-- PROBLEM STATEMENT --
Reproduce the listing below in its entirety. Change nothing.

Entries taken from a collection
* * * * * * *
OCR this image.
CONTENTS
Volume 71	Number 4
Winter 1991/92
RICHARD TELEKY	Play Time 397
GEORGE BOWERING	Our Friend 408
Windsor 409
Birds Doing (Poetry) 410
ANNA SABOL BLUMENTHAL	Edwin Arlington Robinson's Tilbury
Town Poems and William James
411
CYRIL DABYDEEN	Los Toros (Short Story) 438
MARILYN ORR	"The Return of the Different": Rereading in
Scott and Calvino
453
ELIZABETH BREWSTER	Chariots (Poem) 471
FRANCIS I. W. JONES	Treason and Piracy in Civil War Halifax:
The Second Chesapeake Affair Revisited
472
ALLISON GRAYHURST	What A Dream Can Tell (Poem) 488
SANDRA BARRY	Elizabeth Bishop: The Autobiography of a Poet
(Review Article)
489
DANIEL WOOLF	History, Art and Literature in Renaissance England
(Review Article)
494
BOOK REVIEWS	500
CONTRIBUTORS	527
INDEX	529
* * * * * * *
-- EXERCISE RESPONSE --
OCR this image.
CONTENTS
Volume 71	Number 4
Winter 1991/92
RICHARD TELEKY	Play Time 397
GEORGE BOWERING	Our Friend 408
Windsor 409
Birds Doing (Poetry) 410
ANNA SABOL BLUMENTHAL	Edwin Arlington Robinson's Tilbury
Town Poems and William James
411
CYRIL DABYDEEN	Los Toros (Short Story) 438
MARILYN ORR	"The Return of the Different": Rereading in
Scott and Calvino
453
ELIZABETH BREWSTER	Chariots (Poem) 471
FRANCIS I. W. JONES	Treason and Piracy in Civil War Halifax:
The Second Chesapeake Affair Revisited
472
ALLISON GRAYHURST	What A Dream Can Tell (Poem) 488
SANDRA BARRY	Elizabeth Bishop: The Autobiography of a Poet
(Review Article)
489
DANIEL WOOLF	History, Art and Literature in Renaissance England
(Review Article)
494
BOOK REVIEWS	500
CONTRIBUTORS	527
INDEX	529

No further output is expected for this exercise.